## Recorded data
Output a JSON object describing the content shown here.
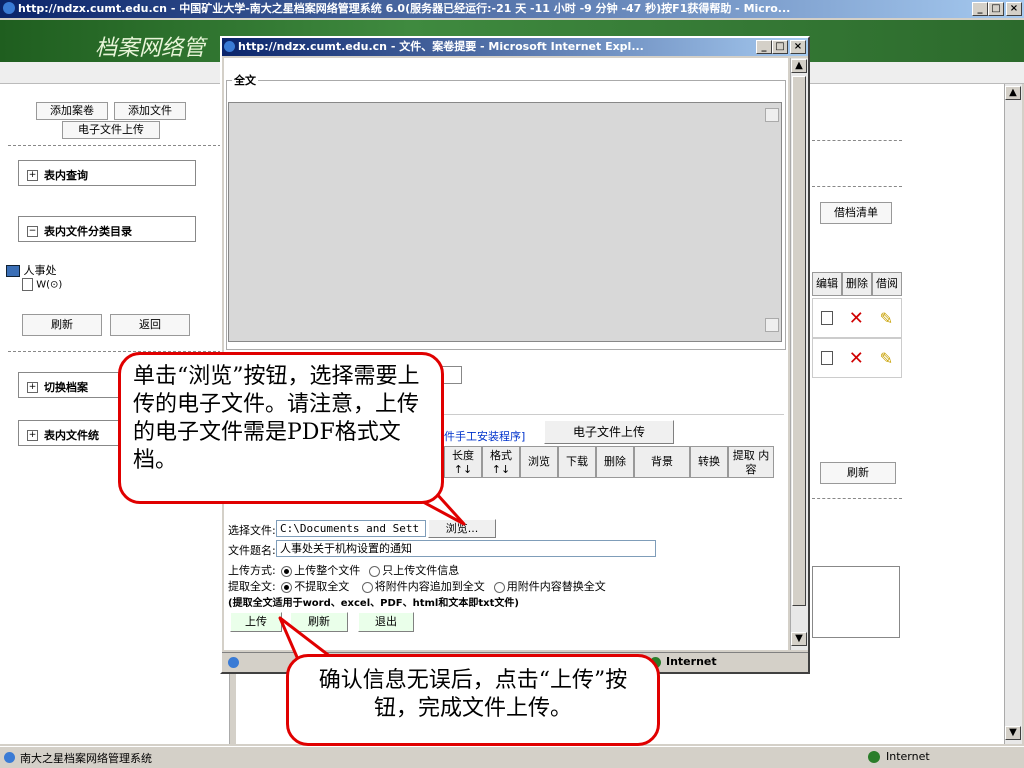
{
  "main_window": {
    "title": "http://ndzx.cumt.edu.cn - 中国矿业大学-南大之星档案网络管理系统 6.0(服务器已经运行:-21 天 -11 小时 -9 分钟 -47 秒)按F1获得帮助 - Micro...",
    "header_title": "档案网络管",
    "left": {
      "btn_add_case": "添加案卷",
      "btn_add_file": "添加文件",
      "btn_upload": "电子文件上传",
      "section_query": "表内查询",
      "section_catalog": "表内文件分类目录",
      "tree_root": "人事处",
      "tree_child": "W(⊙)",
      "btn_refresh": "刷新",
      "btn_back": "返回",
      "section_switch": "切换档案",
      "section_files": "表内文件统"
    },
    "right": {
      "btn_borrow_list": "借档清单",
      "col_edit": "编辑",
      "col_delete": "删除",
      "col_borrow": "借阅",
      "btn_refresh": "刷新"
    },
    "statusbar": {
      "text": "南大之星档案网络管理系统",
      "zone": "Internet"
    }
  },
  "popup": {
    "title": "http://ndzx.cumt.edu.cn - 文件、案卷提要 - Microsoft Internet Expl...",
    "fulltext_legend": "全文",
    "install_link": "件手工安装程序]",
    "btn_upload_file": "电子文件上传",
    "table_headers": [
      "长度 ↑↓",
      "格式 ↑↓",
      "浏览",
      "下载",
      "删除",
      "背景",
      "转换",
      "提取 内容"
    ],
    "select_file_label": "选择文件:",
    "select_file_value": "C:\\Documents and Sett",
    "browse_button": "浏览...",
    "filename_label": "文件题名:",
    "filename_value": "人事处关于机构设置的通知",
    "upload_mode_label": "上传方式:",
    "upload_mode_options": [
      "上传整个文件",
      "只上传文件信息"
    ],
    "extract_label": "提取全文:",
    "extract_options": [
      "不提取全文",
      "将附件内容追加到全文",
      "用附件内容替换全文"
    ],
    "note": "(提取全文适用于word、excel、PDF、html和文本即txt文件)",
    "btn_upload": "上传",
    "btn_refresh": "刷新",
    "btn_exit": "退出",
    "status_zone": "Internet"
  },
  "callouts": {
    "browse_tip": "单击“浏览”按钮，选择需要上传的电子文件。请注意，上传的电子文件需是PDF格式文档。",
    "upload_tip": "确认信息无误后，点击“上传”按钮，完成文件上传。"
  },
  "colors": {
    "titlebar": "#0a246a",
    "header_green": "#2c6a2c",
    "callout_border": "#e00000",
    "delete_red": "#d00000"
  }
}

## STATED EXERCISE
The records above should be reproduced exactly, with no pictures included.

## REPLY TO THE TASK
Output a JSON object describing the content shown here.
{
  "main_window": {
    "title": "http://ndzx.cumt.edu.cn - 中国矿业大学-南大之星档案网络管理系统 6.0(服务器已经运行:-21 天 -11 小时 -9 分钟 -47 秒)按F1获得帮助 - Micro...",
    "header_title": "档案网络管",
    "left": {
      "btn_add_case": "添加案卷",
      "btn_add_file": "添加文件",
      "btn_upload": "电子文件上传",
      "section_query": "表内查询",
      "section_catalog": "表内文件分类目录",
      "tree_root": "人事处",
      "tree_child": "W(⊙)",
      "btn_refresh": "刷新",
      "btn_back": "返回",
      "section_switch": "切换档案",
      "section_files": "表内文件统"
    },
    "right": {
      "btn_borrow_list": "借档清单",
      "col_edit": "编辑",
      "col_delete": "删除",
      "col_borrow": "借阅",
      "btn_refresh": "刷新"
    },
    "statusbar": {
      "text": "南大之星档案网络管理系统",
      "zone": "Internet"
    }
  },
  "popup": {
    "title": "http://ndzx.cumt.edu.cn - 文件、案卷提要 - Microsoft Internet Expl...",
    "fulltext_legend": "全文",
    "install_link": "件手工安装程序]",
    "btn_upload_file": "电子文件上传",
    "table_headers": [
      "长度 ↑↓",
      "格式 ↑↓",
      "浏览",
      "下载",
      "删除",
      "背景",
      "转换",
      "提取 内容"
    ],
    "select_file_label": "选择文件:",
    "select_file_value": "C:\\Documents and Sett",
    "browse_button": "浏览...",
    "filename_label": "文件题名:",
    "filename_value": "人事处关于机构设置的通知",
    "upload_mode_label": "上传方式:",
    "upload_mode_options": [
      "上传整个文件",
      "只上传文件信息"
    ],
    "extract_label": "提取全文:",
    "extract_options": [
      "不提取全文",
      "将附件内容追加到全文",
      "用附件内容替换全文"
    ],
    "note": "(提取全文适用于word、excel、PDF、html和文本即txt文件)",
    "btn_upload": "上传",
    "btn_refresh": "刷新",
    "btn_exit": "退出",
    "status_zone": "Internet"
  },
  "callouts": {
    "browse_tip": "单击“浏览”按钮，选择需要上传的电子文件。请注意，上传的电子文件需是PDF格式文档。",
    "upload_tip": "确认信息无误后，点击“上传”按钮，完成文件上传。"
  },
  "colors": {
    "titlebar": "#0a246a",
    "header_green": "#2c6a2c",
    "callout_border": "#e00000",
    "delete_red": "#d00000"
  }
}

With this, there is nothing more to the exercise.